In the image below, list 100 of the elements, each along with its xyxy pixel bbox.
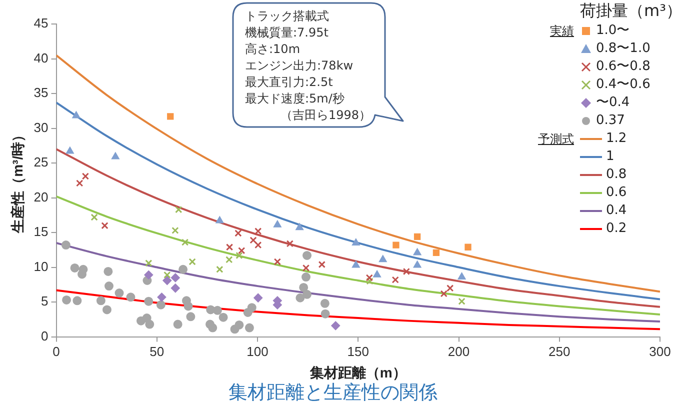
point — [188, 258, 196, 266]
legend-label: 1 — [606, 148, 614, 166]
y-axis-title: 生産性（m³/時） — [9, 128, 26, 234]
line-series — [56, 148, 660, 308]
y-tick-label: 25 — [34, 154, 48, 170]
point — [208, 323, 218, 332]
point — [157, 292, 166, 302]
point — [70, 263, 80, 272]
point — [72, 111, 80, 118]
point — [236, 252, 243, 260]
point — [413, 260, 422, 268]
point — [432, 249, 440, 256]
point — [111, 152, 120, 160]
x-tick-label: 100 — [246, 344, 268, 360]
annotation: 予測式 — [537, 131, 574, 148]
legend-title: 荷掛量（m³） — [580, 1, 682, 20]
point — [318, 260, 326, 268]
point — [352, 238, 360, 246]
y-tick-label: 35 — [34, 85, 48, 100]
text: トラック搭載式 — [245, 9, 329, 24]
point — [286, 240, 294, 248]
point — [102, 305, 112, 314]
point — [274, 258, 282, 266]
point — [458, 298, 466, 305]
point — [90, 214, 98, 221]
annotation: 高さ:10m — [245, 42, 300, 56]
y-tick-label: 45 — [34, 16, 48, 31]
point — [104, 266, 113, 276]
point — [62, 295, 72, 304]
x-tick-label: 50 — [150, 344, 164, 360]
point — [254, 241, 262, 249]
point — [114, 288, 124, 298]
point — [234, 230, 242, 237]
point — [296, 223, 304, 230]
point — [178, 264, 188, 274]
point — [145, 260, 152, 267]
legend-label: 0.4〜0.6 — [596, 76, 650, 94]
point — [238, 247, 246, 254]
legend-label: 1.0〜 — [596, 22, 630, 40]
point — [352, 260, 360, 268]
y-tick-label: 10 — [34, 258, 48, 274]
point — [366, 274, 373, 282]
x-tick-label: 150 — [347, 344, 369, 360]
line-series — [56, 54, 660, 293]
point — [144, 296, 154, 306]
point — [299, 282, 308, 292]
point — [402, 268, 410, 276]
point — [331, 321, 340, 330]
point — [392, 242, 400, 248]
point — [464, 244, 472, 250]
line-series — [56, 289, 660, 330]
x-tick-label: 250 — [548, 344, 570, 360]
y-tick-label: 0 — [41, 328, 48, 344]
point — [186, 312, 196, 322]
legend-label: 0.6 — [606, 184, 627, 202]
point — [320, 309, 330, 318]
line-series — [56, 242, 660, 323]
x-tick-label: 200 — [448, 344, 470, 360]
point — [247, 303, 256, 312]
legend-label: 0.37 — [596, 112, 625, 130]
point — [254, 293, 263, 302]
point — [173, 320, 182, 329]
y-tick-label: 5 — [41, 294, 48, 309]
legend-label: 1.2 — [606, 130, 627, 148]
point — [216, 266, 224, 273]
point — [156, 300, 166, 310]
point — [244, 323, 254, 332]
point — [296, 293, 305, 302]
x-tick-label: 0 — [52, 344, 60, 360]
legend-label: 0.8 — [606, 166, 627, 184]
legend-label: 0.8〜1.0 — [596, 40, 650, 58]
x-tick-label: 300 — [649, 344, 671, 360]
point — [126, 292, 136, 302]
point — [302, 264, 310, 272]
point — [373, 270, 382, 278]
point — [142, 314, 152, 323]
point — [164, 271, 171, 279]
point — [273, 220, 282, 228]
y-tick-label: 15 — [34, 224, 48, 240]
point — [302, 290, 312, 299]
point — [320, 298, 330, 308]
point — [96, 296, 106, 306]
point — [82, 172, 90, 180]
point — [167, 113, 174, 120]
point — [218, 312, 228, 322]
point — [216, 216, 224, 224]
line-series — [56, 195, 660, 316]
annotation: 実績 — [549, 23, 574, 40]
point — [61, 240, 70, 250]
point — [413, 248, 422, 256]
point — [162, 276, 172, 285]
point — [366, 278, 374, 285]
point — [254, 228, 262, 235]
point — [414, 233, 421, 240]
point — [302, 272, 311, 282]
annotation: 最大直引力:2.5t — [245, 75, 334, 90]
point — [101, 222, 108, 230]
legend-label: 0.2 — [606, 220, 627, 238]
point — [226, 256, 233, 264]
point — [104, 282, 114, 291]
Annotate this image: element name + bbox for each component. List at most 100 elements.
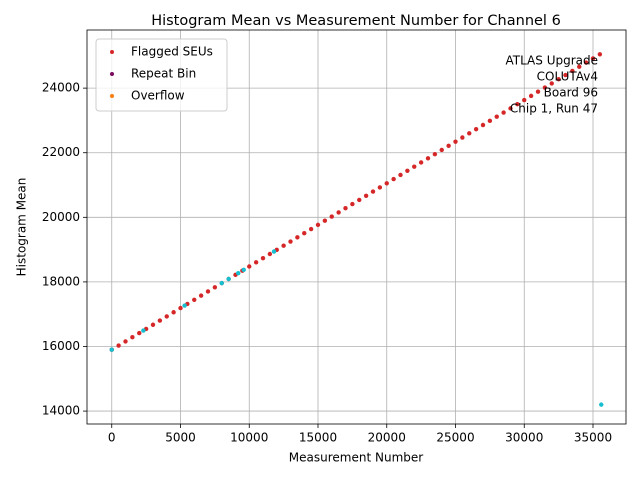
point: [494, 114, 499, 119]
point: [439, 147, 444, 153]
point: [164, 314, 169, 319]
point: [398, 172, 403, 178]
point: [178, 305, 183, 311]
legend-marker: [110, 72, 114, 76]
point: [260, 255, 266, 261]
point: [515, 102, 520, 107]
point: [418, 160, 424, 165]
point: [370, 189, 376, 194]
point: [412, 164, 417, 169]
point: [171, 310, 176, 315]
point: [599, 402, 604, 407]
point: [528, 93, 534, 99]
point: [236, 270, 241, 276]
point: [308, 226, 314, 232]
point: [508, 106, 513, 111]
point: [247, 264, 252, 269]
point: [116, 343, 121, 348]
point: [226, 276, 231, 282]
point: [329, 214, 334, 219]
annotation: ATLAS Upgrade: [505, 54, 598, 68]
point: [288, 239, 293, 244]
point: [501, 110, 506, 115]
point: [302, 231, 307, 236]
point: [212, 285, 218, 290]
point: [192, 297, 197, 302]
point: [363, 193, 369, 198]
point: [391, 176, 396, 182]
y-tick-label: 16000: [42, 339, 80, 353]
point: [487, 118, 493, 124]
x-axis-label: Measurement Number: [289, 451, 423, 465]
y-axis-label: Histogram Mean: [15, 178, 29, 277]
point: [315, 222, 321, 228]
x-tick-label: 0: [108, 431, 116, 445]
point: [198, 293, 204, 298]
legend-label: Repeat Bin: [131, 67, 196, 81]
point: [535, 89, 541, 94]
x-tick-label: 30000: [505, 431, 543, 445]
point: [241, 267, 246, 273]
point: [480, 122, 486, 128]
point: [577, 64, 582, 69]
point: [570, 68, 575, 74]
point: [336, 210, 341, 215]
x-tick-label: 5000: [165, 431, 196, 445]
point: [123, 339, 128, 344]
point: [563, 72, 568, 78]
point: [295, 235, 300, 240]
point: [446, 143, 451, 149]
point: [281, 243, 286, 248]
x-tick-label: 25000: [436, 431, 474, 445]
point: [157, 318, 163, 323]
point: [267, 251, 273, 257]
point: [542, 85, 548, 90]
annotation: Board 96: [544, 86, 598, 100]
point: [467, 131, 472, 136]
point: [343, 206, 348, 211]
point: [597, 52, 603, 57]
y-tick-label: 18000: [42, 274, 80, 288]
point: [219, 280, 224, 286]
legend-label: Overflow: [131, 89, 185, 103]
x-tick-label: 10000: [230, 431, 268, 445]
point: [253, 260, 259, 265]
legend-label: Flagged SEUs: [131, 45, 213, 59]
point: [432, 151, 438, 157]
legend-box: [95, 38, 228, 112]
point: [357, 197, 362, 203]
legend-marker: [110, 50, 114, 54]
plot-frame: [86, 29, 627, 425]
point: [384, 181, 389, 186]
x-tick-label: 35000: [574, 431, 612, 445]
annotation: COLUTAv4: [537, 70, 598, 84]
point: [549, 81, 554, 86]
point: [460, 135, 465, 140]
point: [205, 289, 211, 294]
point: [182, 303, 187, 308]
chart-title: Histogram Mean vs Measurement Number for…: [151, 13, 561, 29]
point: [522, 97, 527, 103]
point: [377, 185, 383, 190]
x-tick-label: 20000: [368, 431, 406, 445]
point: [590, 56, 596, 61]
point: [473, 126, 479, 132]
point: [583, 60, 589, 65]
point: [271, 249, 277, 254]
point: [453, 139, 458, 144]
point: [405, 168, 410, 173]
y-tick-label: 24000: [42, 81, 80, 95]
point: [130, 335, 135, 340]
legend-marker: [110, 94, 114, 98]
annotation: Chip 1, Run 47: [510, 102, 598, 116]
x-tick-label: 15000: [299, 431, 337, 445]
point: [109, 347, 114, 352]
point: [150, 322, 156, 327]
y-tick-label: 14000: [42, 404, 80, 418]
point: [350, 201, 355, 207]
y-tick-label: 22000: [42, 145, 80, 159]
point: [556, 77, 561, 82]
point: [322, 218, 328, 223]
point: [137, 330, 142, 336]
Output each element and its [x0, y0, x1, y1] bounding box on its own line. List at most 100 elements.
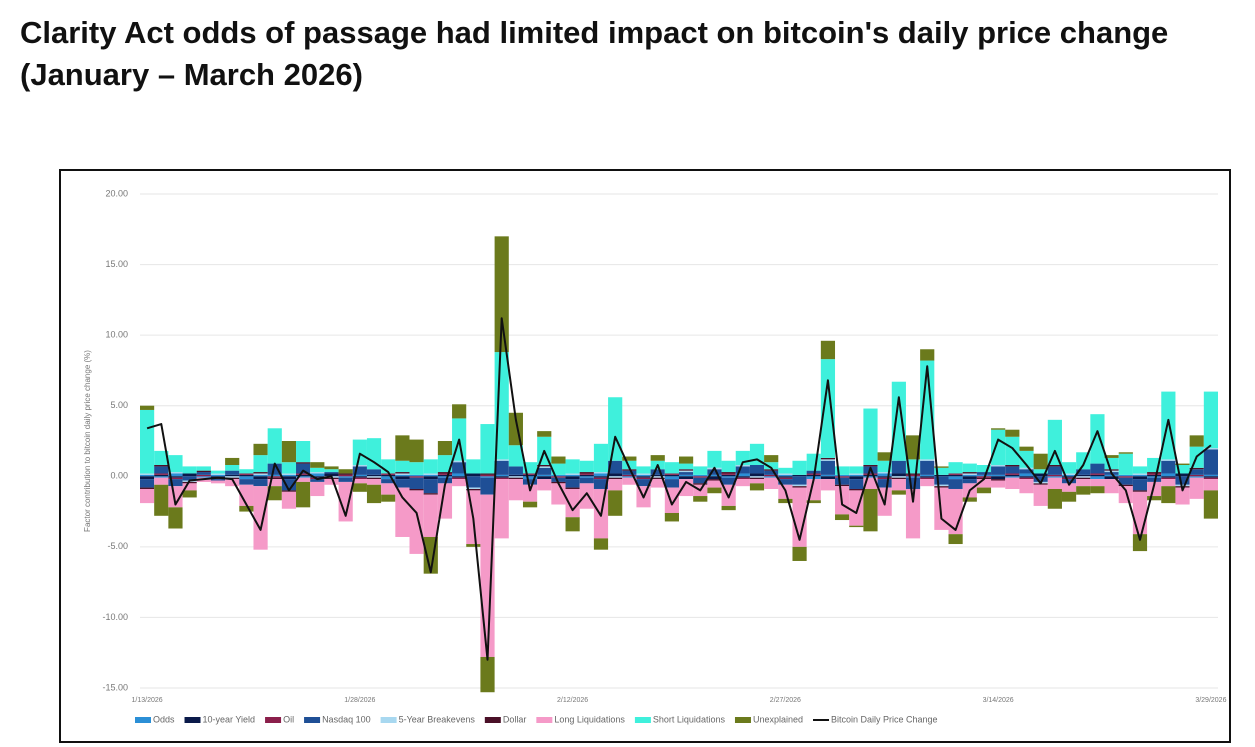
bar-segment [991, 429, 1006, 465]
bar-segment [991, 428, 1006, 430]
bar-segment [196, 472, 211, 475]
bar-segment [608, 479, 623, 491]
bar-segment [522, 474, 538, 477]
bar-segment [877, 460, 892, 473]
bar-segment [508, 479, 523, 501]
legend-label: 10-year Yield [203, 714, 256, 724]
bar-segment [537, 476, 552, 480]
bar-segment [281, 462, 297, 474]
bar-segment [1118, 474, 1133, 477]
bar-segment [806, 453, 821, 471]
legend-swatch [734, 717, 751, 723]
bar-segment [1104, 469, 1119, 471]
bar-segment [792, 474, 807, 477]
bar-segment [352, 483, 367, 492]
bar-segment [1189, 474, 1204, 477]
bar-segment [877, 452, 892, 461]
bar-segment [196, 476, 211, 478]
bar-segment [296, 474, 311, 477]
bar-segment [863, 473, 878, 475]
bar-segment [721, 474, 736, 477]
bar-segment [735, 464, 750, 467]
legend-swatch [380, 717, 397, 723]
bar-segment [508, 477, 523, 480]
bar-segment [1019, 446, 1034, 451]
bar-segment [1203, 479, 1218, 491]
bar-segment [849, 466, 864, 474]
bar-segment [1147, 477, 1162, 482]
bar-segment [310, 476, 325, 478]
bar-segment [579, 460, 594, 473]
bar-segment [1076, 469, 1091, 475]
bar-segment [792, 460, 807, 475]
bar-segment [565, 476, 580, 480]
bar-segment [1047, 488, 1062, 509]
legend-label: Oil [283, 714, 294, 724]
bar-segment [891, 476, 906, 478]
y-tick-label: 20.00 [105, 188, 128, 198]
bar-segment [154, 450, 169, 465]
bar-segment [778, 479, 793, 485]
bar-segment [565, 517, 580, 532]
bar-segment [764, 474, 779, 477]
y-axis-label: Factor contribution to bitcoin daily pri… [83, 350, 92, 532]
bar-segment [296, 476, 311, 478]
bar-segment [381, 473, 396, 475]
bar-segment [182, 481, 197, 484]
bar-segment [891, 460, 906, 474]
bar-segment [749, 477, 765, 480]
bar-segment [352, 466, 367, 475]
bar-segment [820, 457, 836, 460]
bar-segment [522, 473, 538, 475]
bar-segment [1175, 463, 1190, 465]
bar-segment [579, 477, 594, 484]
bar-segment [749, 464, 765, 474]
bar-segment [196, 470, 211, 473]
bar-segment [693, 474, 708, 477]
bar-segment [551, 456, 566, 464]
bar-segment [253, 479, 268, 487]
bar-segment [905, 477, 921, 489]
bar-segment [338, 481, 353, 522]
bar-segment [480, 424, 495, 474]
bar-segment [1090, 474, 1105, 477]
bar-segment [920, 476, 935, 478]
bar-segment [1047, 466, 1062, 475]
bar-segment [664, 512, 679, 522]
bar-segment [820, 340, 836, 360]
bar-segment [239, 479, 254, 485]
bar-segment [210, 474, 226, 477]
bar-segment [792, 546, 807, 561]
bar-segment [962, 474, 977, 477]
bar-segment [1132, 490, 1148, 492]
bar-segment [920, 474, 935, 477]
bar-segment [324, 472, 339, 474]
bar-segment [182, 490, 197, 498]
bar-segment [849, 476, 864, 480]
bar-segment [1061, 474, 1077, 477]
bar-segment [1076, 479, 1091, 487]
bar-segment [480, 474, 495, 477]
legend-label: Unexplained [753, 714, 803, 724]
bar-segment [409, 462, 424, 475]
bar-segment [948, 474, 963, 477]
bar-segment [324, 466, 339, 470]
bar-segment [991, 464, 1006, 467]
bar-segment [934, 474, 949, 477]
bar-segment [1147, 476, 1162, 478]
bar-segment [976, 487, 992, 494]
bar-segment [1005, 474, 1020, 477]
bar-segment [1005, 464, 1020, 467]
bar-segment [494, 479, 509, 539]
bar-segment [1019, 473, 1034, 477]
bar-segment [494, 474, 509, 477]
bar-segment [480, 473, 495, 475]
legend-label: Long Liquidations [554, 714, 625, 724]
bar-segment [905, 473, 921, 475]
bar-segment [579, 472, 594, 474]
bar-segment [395, 473, 410, 475]
bar-segment [140, 487, 155, 489]
bar-segment [735, 466, 750, 474]
bar-segment [366, 438, 382, 470]
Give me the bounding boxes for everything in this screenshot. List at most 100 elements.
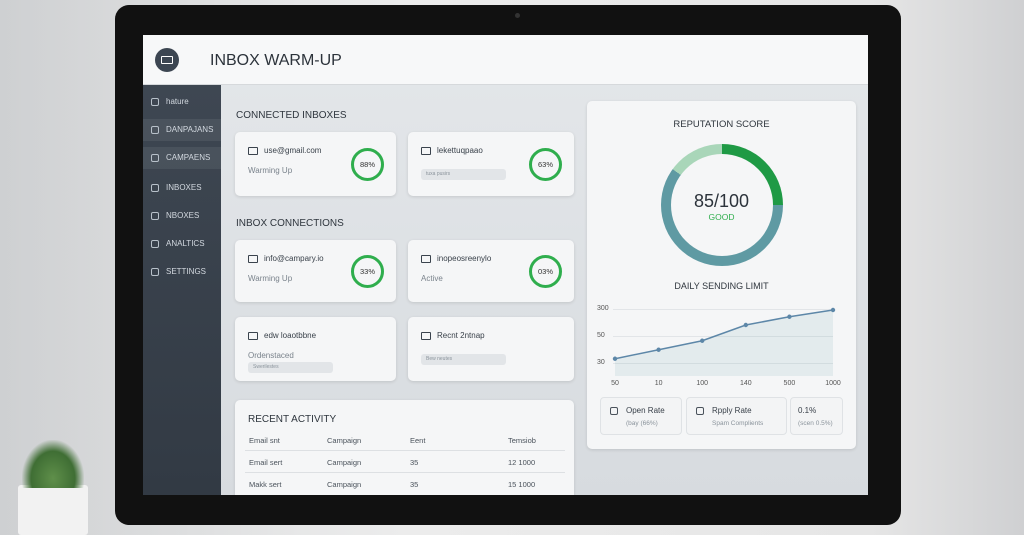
x-axis-label: 10 [654, 380, 663, 387]
metric-box: Rpply Rate Spam Complients [686, 397, 787, 435]
nav-icon [151, 126, 159, 134]
progress-percent: 03% [537, 267, 553, 276]
inbox-card[interactable]: lekettuqpaao tuxa pusirs 63% [408, 132, 574, 196]
nav-item[interactable]: DANPAJANS [143, 119, 221, 141]
nav-icon [151, 98, 159, 106]
metric-label: Open Rate [626, 406, 665, 415]
inbox-status: Ordenstaced [248, 351, 294, 360]
progress-percent: 63% [537, 160, 553, 169]
dropdown-arrow [493, 356, 499, 362]
dropdown[interactable]: Swerilestes [248, 362, 333, 373]
inbox-card[interactable]: Recnt 2ntnap Bew neutes [408, 317, 574, 381]
progress-ring: 63% [529, 148, 562, 181]
metric-label: 0.1% [798, 406, 817, 415]
table-cell: Campaign [327, 480, 362, 489]
x-axis-label: 50 [611, 380, 619, 387]
dropdown-arrow [493, 171, 499, 177]
plant [22, 440, 84, 488]
nav-label: NBOXES [166, 211, 200, 220]
nav-icon [151, 212, 159, 220]
score-gauge-inner [671, 154, 773, 256]
nav-item[interactable]: CAMPAENS [143, 147, 221, 169]
dropdown-text: Swerilestes [253, 364, 279, 370]
nav-label: CAMPAENS [166, 153, 211, 162]
mail-icon [421, 332, 431, 340]
inbox-card[interactable]: use@gmail.com Warming Up 88% [235, 132, 396, 196]
metric-sub: Spam Complients [712, 420, 764, 427]
sending-chart [612, 307, 836, 376]
table-cell: 15 1000 [508, 480, 536, 489]
table-cell: 12 1000 [508, 458, 536, 467]
nav-label: INBOXES [166, 183, 202, 192]
inbox-card[interactable]: info@campary.io Warming Up 33% [235, 240, 396, 302]
dropdown[interactable]: Bew neutes [421, 354, 506, 365]
nav-label: hature [166, 97, 189, 106]
logo-envelope [161, 56, 173, 64]
nav-label: ANALTICS [166, 239, 205, 248]
progress-ring: 88% [351, 148, 384, 181]
nav-icon [151, 268, 159, 276]
nav-icon [151, 184, 159, 192]
mail-icon [248, 255, 258, 263]
table-cell: Makk sert [249, 480, 282, 489]
row-divider [245, 450, 565, 451]
line-point [743, 322, 748, 328]
nav-item[interactable]: ANALTICS [143, 233, 221, 255]
reputation-panel: REPUTATION SCORE 85/100 GOOD DAILY SENDING … [587, 101, 856, 449]
metric-icon [696, 407, 704, 415]
plant-pot [18, 485, 88, 535]
inbox-status: Warming Up [248, 274, 293, 283]
inbox-email: lekettuqpaao [437, 146, 483, 155]
y-axis-label: 30 [597, 359, 605, 366]
column-header: Campaign [327, 436, 362, 445]
row-divider [245, 472, 565, 473]
camera [515, 13, 520, 18]
logo [155, 48, 179, 72]
metric-sub: (bay (66%) [626, 420, 658, 427]
column-header: Email snt [249, 436, 280, 445]
content: CONNECTED INBOXES INBOX CONNECTIONS use@gm… [143, 35, 868, 495]
score-value: 85/100 [693, 191, 750, 211]
column-header: Temsiob [508, 436, 536, 445]
inbox-card[interactable]: edw loaotbbne Ordenstaced Swerilestes [235, 317, 396, 381]
line-point [612, 356, 618, 361]
inbox-status: Active [421, 274, 443, 283]
metric-icon [610, 407, 618, 415]
table-cell: 35 [410, 480, 419, 489]
nav-item[interactable]: NBOXES [143, 205, 221, 227]
panel-title: REPUTATION SCORE [673, 119, 770, 130]
progress-percent: 88% [359, 160, 375, 169]
section-title: CONNECTED INBOXES [236, 110, 347, 121]
line [614, 309, 834, 360]
grid-line [613, 309, 833, 310]
line-area [615, 310, 833, 376]
nav-item[interactable]: SETTINGS [143, 261, 221, 283]
nav-icon [151, 240, 159, 248]
metric-box: Open Rate (bay (66%) [600, 397, 682, 435]
x-axis-label: 1000 [825, 380, 841, 387]
nav-icon [151, 154, 159, 162]
inbox-email: inopeosreenylo [437, 254, 492, 263]
screen: INBOX WARM-UP hature DANPAJANS CAMPAENS INB… [143, 35, 868, 495]
inbox-email: use@gmail.com [264, 146, 322, 155]
dropdown-text: tuxa pusirs [426, 171, 451, 177]
line-point [656, 347, 661, 352]
dropdown[interactable]: tuxa pusirs [421, 169, 506, 180]
recent-activity: RECENT ACTIVITY Email snt Campaign Eent Tems… [235, 400, 574, 495]
nav-item[interactable]: INBOXES [143, 177, 221, 199]
score-rating: GOOD [708, 212, 735, 222]
inbox-card[interactable]: inopeosreenylo Active 03% [408, 240, 574, 302]
grid-line [613, 363, 833, 364]
table-cell: 35 [410, 458, 419, 467]
x-axis-label: 140 [739, 380, 752, 387]
progress-ring: 03% [529, 255, 562, 288]
inbox-status: Warming Up [248, 166, 293, 175]
mail-icon [248, 332, 258, 340]
inbox-email: Recnt 2ntnap [437, 331, 485, 340]
progress-ring: 33% [351, 255, 384, 288]
y-axis-label: 300 [597, 305, 609, 312]
nav-item[interactable]: hature [143, 91, 221, 113]
x-axis-label: 100 [696, 380, 709, 387]
line-point [787, 314, 792, 319]
mail-icon [421, 255, 431, 263]
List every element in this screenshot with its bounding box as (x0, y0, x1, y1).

• • • • • • •

Retype everything in the listing from the line containing "point — [188, 258, 196, 266]" down to the line containing "x-tick-label: 250 — [548, 344, 570, 360]", including both of those lines.

point — [188, 258, 196, 266]
legend-label: 1 — [606, 148, 614, 166]
y-axis-title: 生産性（m³/時） — [9, 128, 26, 234]
line-series — [56, 148, 660, 308]
y-tick-label: 25 — [34, 154, 48, 170]
point — [208, 323, 218, 332]
point — [157, 292, 166, 302]
point — [70, 263, 80, 272]
point — [72, 111, 80, 118]
point — [236, 252, 243, 260]
point — [413, 260, 422, 268]
point — [432, 249, 440, 256]
point — [111, 152, 120, 160]
x-tick-label: 100 — [246, 344, 268, 360]
annotation: 予測式 — [537, 131, 574, 148]
legend-title: 荷掛量（m³） — [580, 1, 682, 20]
point — [318, 260, 326, 268]
point — [352, 238, 360, 246]
y-tick-label: 35 — [34, 85, 48, 100]
text: トラック搭載式 — [245, 9, 329, 24]
point — [286, 240, 294, 248]
point — [102, 305, 112, 314]
point — [274, 258, 282, 266]
point — [458, 298, 466, 305]
point — [90, 214, 98, 221]
annotation: 高さ:10m — [245, 42, 300, 56]
y-tick-label: 45 — [34, 16, 48, 31]
point — [104, 266, 113, 276]
point — [62, 295, 72, 304]
x-tick-label: 50 — [150, 344, 164, 360]
point — [254, 241, 262, 249]
point — [114, 288, 124, 298]
point — [234, 230, 242, 237]
point — [296, 223, 304, 230]
point — [178, 264, 188, 274]
point — [145, 260, 152, 267]
legend-label: 0.4〜0.6 — [596, 76, 650, 94]
point — [238, 247, 246, 254]
legend-label: 1.0〜 — [596, 22, 630, 40]
point — [352, 260, 360, 268]
y-tick-label: 10 — [34, 258, 48, 274]
point — [366, 274, 373, 282]
x-tick-label: 150 — [347, 344, 369, 360]
line-series — [56, 54, 660, 293]
point — [144, 296, 154, 306]
point — [299, 282, 308, 292]
point — [402, 268, 410, 276]
point — [331, 321, 340, 330]
point — [392, 242, 400, 248]
point — [464, 244, 472, 250]
line-series — [56, 289, 660, 330]
x-tick-label: 250 — [548, 344, 570, 360]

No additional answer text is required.